→ Stated problem: Can you retype each of the records below line for line, without the pictures?

→ Supplied records:
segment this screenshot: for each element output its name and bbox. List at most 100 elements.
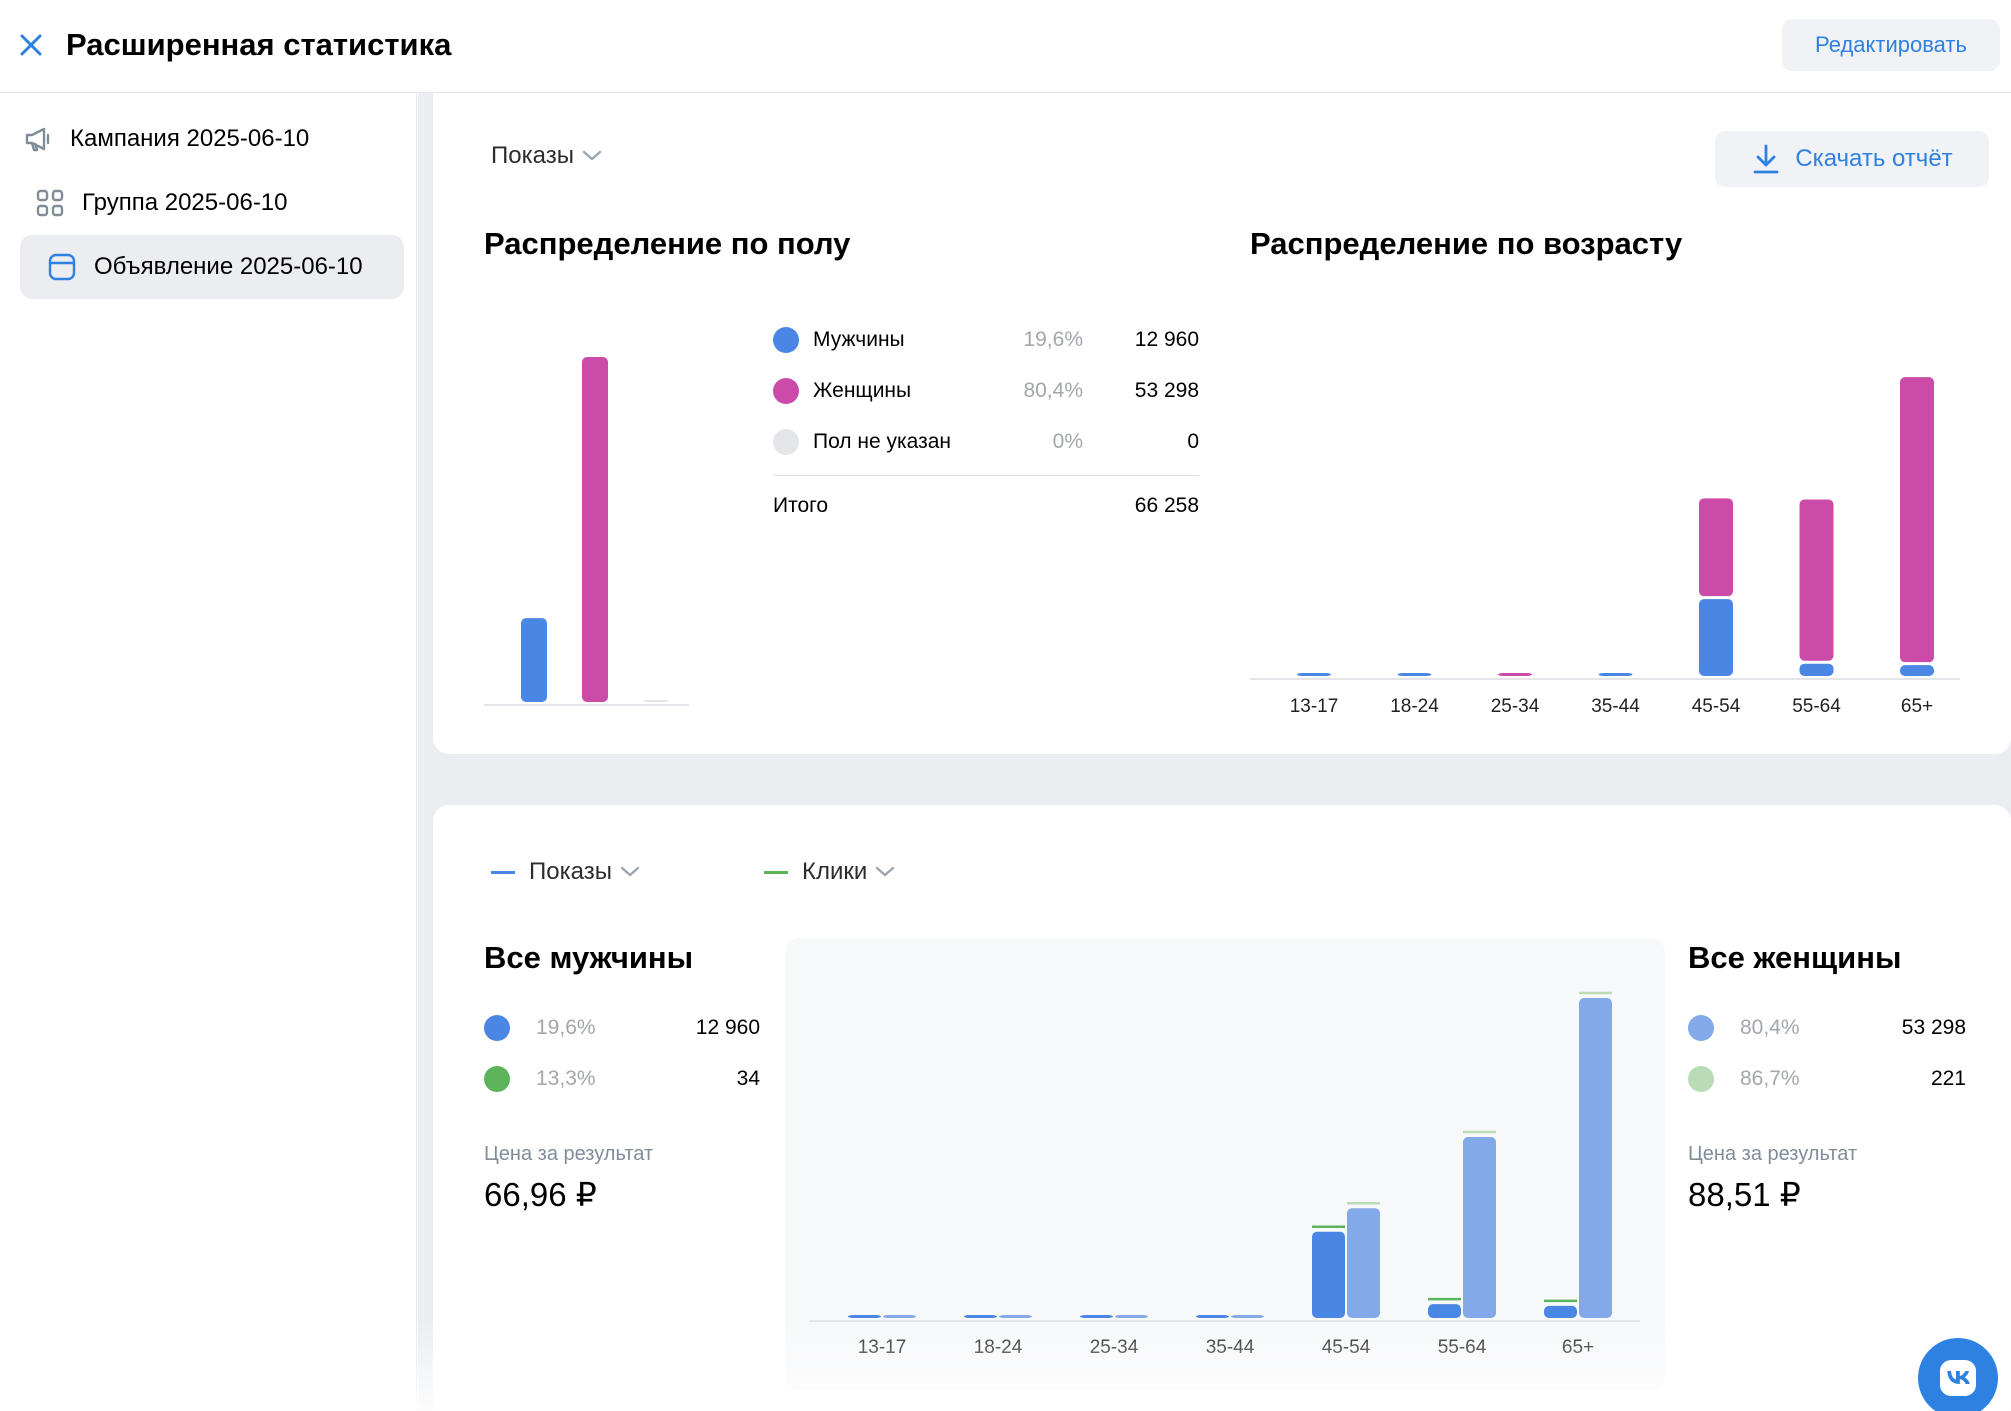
legend-divider: [773, 475, 1199, 476]
men-clicks-dot: [484, 1066, 510, 1092]
vk-logo-icon: [1940, 1360, 1976, 1396]
women-title: Все женщины: [1688, 940, 1902, 975]
legend-row-men: Мужчины 19,6% 12 960: [773, 327, 1199, 353]
cmp-tick-label: 13-17: [858, 1337, 907, 1358]
impressions-dropdown-label: Показы: [529, 858, 612, 885]
legend-percent: 80,4%: [1023, 379, 1083, 402]
gender-chart: [484, 357, 689, 706]
page-title: Расширенная статистика: [66, 27, 452, 62]
age-bar-men: [1900, 665, 1934, 676]
men-impressions-row: 19,6% 12 960: [484, 1015, 760, 1041]
metric-dropdown[interactable]: Показы: [491, 142, 602, 170]
legend-row-women: Женщины 80,4% 53 298: [773, 378, 1199, 404]
age-tick-label: 35-44: [1591, 696, 1640, 717]
unknown-dot: [773, 429, 799, 455]
total-label: Итого: [773, 494, 829, 517]
vk-chat-button[interactable]: [1918, 1338, 1998, 1411]
impressions-line-marker: [491, 870, 515, 874]
men-title: Все мужчины: [484, 940, 694, 975]
header: Расширенная статистика Редактировать: [0, 0, 2011, 93]
cmp-tick-label: 55-64: [1438, 1337, 1487, 1358]
total-value: 66 258: [1134, 494, 1199, 517]
age-tick-label: 25-34: [1491, 696, 1540, 717]
age-title: Распределение по возрасту: [1250, 226, 1683, 261]
women-clicks-value: 221: [1930, 1067, 1966, 1090]
sidebar-item-label: Объявление 2025-06-10: [94, 253, 363, 280]
age-tick-label: 55-64: [1792, 696, 1841, 717]
demographics-card: [433, 93, 2011, 754]
gender-bar: [582, 357, 608, 702]
age-bar-men: [1297, 673, 1331, 676]
men-dot: [773, 327, 799, 353]
legend-value: 53 298: [1134, 379, 1199, 402]
women-price-label: Цена за результат: [1688, 1143, 1858, 1165]
women-clicks-dot: [1688, 1066, 1714, 1092]
cmp-tick-label: 18-24: [974, 1337, 1023, 1358]
women-impressions-row: 80,4% 53 298: [1688, 1015, 1966, 1041]
cmp-tick-label: 45-54: [1322, 1337, 1371, 1358]
cmp-bar-men: [1544, 1305, 1577, 1318]
megaphone-icon: [20, 121, 56, 157]
legend-value: 12 960: [1134, 328, 1199, 351]
men-clicks-value: 34: [736, 1067, 760, 1090]
cmp-bar-men: [848, 1315, 881, 1318]
men-price-value: 66,96 ₽: [484, 1176, 597, 1213]
sidebar-item-group[interactable]: Группа 2025-06-10: [20, 171, 404, 235]
sidebar: Кампания 2025-06-10 Группа 2025-06-10 Об…: [0, 93, 417, 1411]
cmp-bar-men: [964, 1315, 997, 1318]
age-bar-women: [1498, 673, 1532, 676]
men-price-label: Цена за результат: [484, 1143, 654, 1165]
age-tick-label: 45-54: [1692, 696, 1741, 717]
cmp-tick-label: 65+: [1562, 1337, 1594, 1358]
legend-row-unknown: Пол не указан 0% 0: [773, 429, 1199, 455]
comparison-chart-panel: [785, 938, 1665, 1390]
men-impressions-value: 12 960: [695, 1016, 760, 1039]
age-chart: 13-17 18-24 25-34 35-44 45-54 55-64 65+: [1250, 377, 1960, 717]
edit-button[interactable]: Редактировать: [1782, 19, 2000, 71]
sidebar-item-campaign[interactable]: Кампания 2025-06-10: [20, 107, 404, 171]
cmp-tick-label: 25-34: [1090, 1337, 1139, 1358]
women-impressions-percent: 80,4%: [1740, 1016, 1800, 1039]
cmp-bar-women: [1231, 1315, 1264, 1318]
women-clicks-percent: 86,7%: [1740, 1067, 1800, 1090]
men-impressions-percent: 19,6%: [536, 1016, 596, 1039]
cmp-bar-women: [883, 1315, 916, 1318]
close-button[interactable]: [14, 28, 48, 62]
sidebar-item-ad[interactable]: Объявление 2025-06-10: [20, 235, 404, 299]
men-clicks-percent: 13,3%: [536, 1067, 596, 1090]
ad-card-icon: [44, 249, 80, 285]
cmp-bar-men: [1428, 1304, 1461, 1318]
age-tick-label: 13-17: [1290, 696, 1339, 717]
age-tick-label: 65+: [1901, 696, 1933, 717]
age-bar-men: [1397, 673, 1432, 676]
age-bar-men: [1598, 673, 1633, 676]
women-clicks-row: 86,7% 221: [1688, 1066, 1966, 1092]
age-bar-men: [1699, 599, 1733, 676]
impressions-dropdown[interactable]: Показы: [491, 858, 640, 886]
legend-value: 0: [1187, 430, 1199, 453]
metric-dropdown-label: Показы: [491, 142, 574, 169]
cmp-tick-label: 35-44: [1206, 1337, 1255, 1358]
legend-row-total: Итого 66 258: [773, 494, 1199, 518]
close-icon: [20, 34, 42, 56]
chevron-down-icon: [582, 150, 602, 161]
download-report-button[interactable]: Скачать отчёт: [1715, 131, 1989, 187]
gender-bar: [643, 700, 669, 702]
cmp-bar-women: [1579, 998, 1612, 1318]
clicks-dropdown[interactable]: Клики: [764, 858, 895, 886]
gender-title: Распределение по полу: [484, 226, 851, 261]
clicks-line-marker: [764, 870, 788, 874]
cmp-bar-men: [1080, 1315, 1113, 1318]
gender-bar: [521, 618, 547, 702]
cmp-bar-women: [1463, 1137, 1496, 1318]
download-icon: [1753, 144, 1779, 174]
grid-icon: [32, 185, 68, 221]
age-bar-women: [1799, 499, 1834, 661]
download-label: Скачать отчёт: [1795, 145, 1953, 172]
cmp-bar-women: [999, 1315, 1032, 1318]
chevron-down-icon: [876, 866, 895, 877]
women-price-value: 88,51 ₽: [1688, 1176, 1801, 1213]
men-impressions-dot: [484, 1015, 510, 1041]
legend-label: Пол не указан: [813, 430, 952, 453]
legend-percent: 0%: [1052, 430, 1083, 453]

→ Answer to the task:
segment this screenshot: for each element output its name and bbox. List at most 100 elements.
legend-divider: [773, 475, 1199, 476]
men-clicks-dot: [484, 1066, 510, 1092]
vk-logo-icon: [1940, 1360, 1976, 1396]
women-title: Все женщины: [1688, 940, 1902, 975]
legend-row-men: Мужчины 19,6% 12 960: [773, 327, 1199, 353]
cmp-tick-label: 13-17: [858, 1337, 907, 1358]
impressions-dropdown-label: Показы: [529, 858, 612, 885]
legend-percent: 80,4%: [1023, 379, 1083, 402]
gender-chart: [484, 357, 689, 706]
page-title: Расширенная статистика: [66, 27, 452, 62]
age-bar-men: [1900, 665, 1934, 676]
men-impressions-row: 19,6% 12 960: [484, 1015, 760, 1041]
metric-dropdown[interactable]: Показы: [491, 142, 602, 170]
legend-row-women: Женщины 80,4% 53 298: [773, 378, 1199, 404]
age-tick-label: 35-44: [1591, 696, 1640, 717]
unknown-dot: [773, 429, 799, 455]
total-label: Итого: [773, 494, 829, 517]
vk-chat-button[interactable]: [1918, 1338, 1998, 1411]
impressions-line-marker: [491, 870, 515, 874]
men-title: Все мужчины: [484, 940, 694, 975]
header: Расширенная статистика Редактировать: [0, 0, 2011, 93]
cmp-tick-label: 55-64: [1438, 1337, 1487, 1358]
total-value: 66 258: [1134, 494, 1199, 517]
age-tick-label: 25-34: [1491, 696, 1540, 717]
age-title: Распределение по возрасту: [1250, 226, 1683, 261]
women-clicks-value: 221: [1930, 1067, 1966, 1090]
sidebar-item-label: Объявление 2025-06-10: [94, 253, 363, 280]
age-tick-label: 55-64: [1792, 696, 1841, 717]
demographics-card: [433, 93, 2011, 754]
gender-bar: [582, 357, 608, 702]
age-bar-men: [1297, 673, 1331, 676]
men-dot: [773, 327, 799, 353]
legend-value: 53 298: [1134, 379, 1199, 402]
women-price-label: Цена за результат: [1688, 1143, 1858, 1165]
women-clicks-dot: [1688, 1066, 1714, 1092]
cmp-tick-label: 18-24: [974, 1337, 1023, 1358]
women-impressions-row: 80,4% 53 298: [1688, 1015, 1966, 1041]
cmp-tick-label: 45-54: [1322, 1337, 1371, 1358]
cmp-bar-men: [1544, 1305, 1577, 1318]
megaphone-icon: [20, 121, 56, 157]
legend-value: 12 960: [1134, 328, 1199, 351]
men-clicks-value: 34: [736, 1067, 760, 1090]
cmp-bar-men: [848, 1315, 881, 1318]
men-price-value: 66,96 ₽: [484, 1176, 597, 1213]
sidebar-item-group[interactable]: Группа 2025-06-10: [20, 171, 404, 235]
sidebar: Кампания 2025-06-10 Группа 2025-06-10 Об…: [0, 93, 417, 1411]
cmp-bar-men: [964, 1315, 997, 1318]
age-bar-women: [1498, 673, 1532, 676]
men-price-label: Цена за результат: [484, 1143, 654, 1165]
age-tick-label: 45-54: [1692, 696, 1741, 717]
cmp-tick-label: 65+: [1562, 1337, 1594, 1358]
legend-row-unknown: Пол не указан 0% 0: [773, 429, 1199, 455]
comparison-chart-panel: [785, 938, 1665, 1390]
men-impressions-value: 12 960: [695, 1016, 760, 1039]
age-chart: 13-17 18-24 25-34 35-44 45-54 55-64 65+: [1250, 377, 1960, 717]
edit-button[interactable]: Редактировать: [1782, 19, 2000, 71]
sidebar-item-campaign[interactable]: Кампания 2025-06-10: [20, 107, 404, 171]
cmp-tick-label: 25-34: [1090, 1337, 1139, 1358]
women-impressions-percent: 80,4%: [1740, 1016, 1800, 1039]
cmp-bar-women: [1231, 1315, 1264, 1318]
women-clicks-percent: 86,7%: [1740, 1067, 1800, 1090]
men-impressions-percent: 19,6%: [536, 1016, 596, 1039]
cmp-bar-women: [883, 1315, 916, 1318]
close-button[interactable]: [14, 28, 48, 62]
sidebar-item-ad[interactable]: Объявление 2025-06-10: [20, 235, 404, 299]
men-clicks-percent: 13,3%: [536, 1067, 596, 1090]
ad-card-icon: [44, 249, 80, 285]
cmp-bar-men: [1428, 1304, 1461, 1318]
age-tick-label: 13-17: [1290, 696, 1339, 717]
age-tick-label: 65+: [1901, 696, 1933, 717]
age-bar-men: [1397, 673, 1432, 676]
age-bar-men: [1598, 673, 1633, 676]
women-clicks-row: 86,7% 221: [1688, 1066, 1966, 1092]
age-bar-men: [1699, 599, 1733, 676]
impressions-dropdown[interactable]: Показы: [491, 858, 640, 886]
legend-value: 0: [1187, 430, 1199, 453]
metric-dropdown-label: Показы: [491, 142, 574, 169]
cmp-tick-label: 35-44: [1206, 1337, 1255, 1358]
legend-row-total: Итого 66 258: [773, 494, 1199, 518]
close-icon: [20, 34, 42, 56]
chevron-down-icon: [582, 150, 602, 161]
download-report-button[interactable]: Скачать отчёт: [1715, 131, 1989, 187]
gender-bar: [643, 700, 669, 702]
cmp-bar-women: [1579, 998, 1612, 1318]
clicks-dropdown[interactable]: Клики: [764, 858, 895, 886]
gender-title: Распределение по полу: [484, 226, 851, 261]
clicks-line-marker: [764, 870, 788, 874]
cmp-bar-men: [1080, 1315, 1113, 1318]
gender-bar: [521, 618, 547, 702]
cmp-bar-women: [1463, 1137, 1496, 1318]
download-icon: [1753, 144, 1779, 174]
grid-icon: [32, 185, 68, 221]
age-bar-women: [1799, 499, 1834, 661]
download-label: Скачать отчёт: [1795, 145, 1953, 172]
cmp-bar-women: [999, 1315, 1032, 1318]
chevron-down-icon: [876, 866, 895, 877]
women-price-value: 88,51 ₽: [1688, 1176, 1801, 1213]
men-impressions-dot: [484, 1015, 510, 1041]
legend-label: Пол не указан: [813, 430, 952, 453]
legend-percent: 0%: [1052, 430, 1083, 453]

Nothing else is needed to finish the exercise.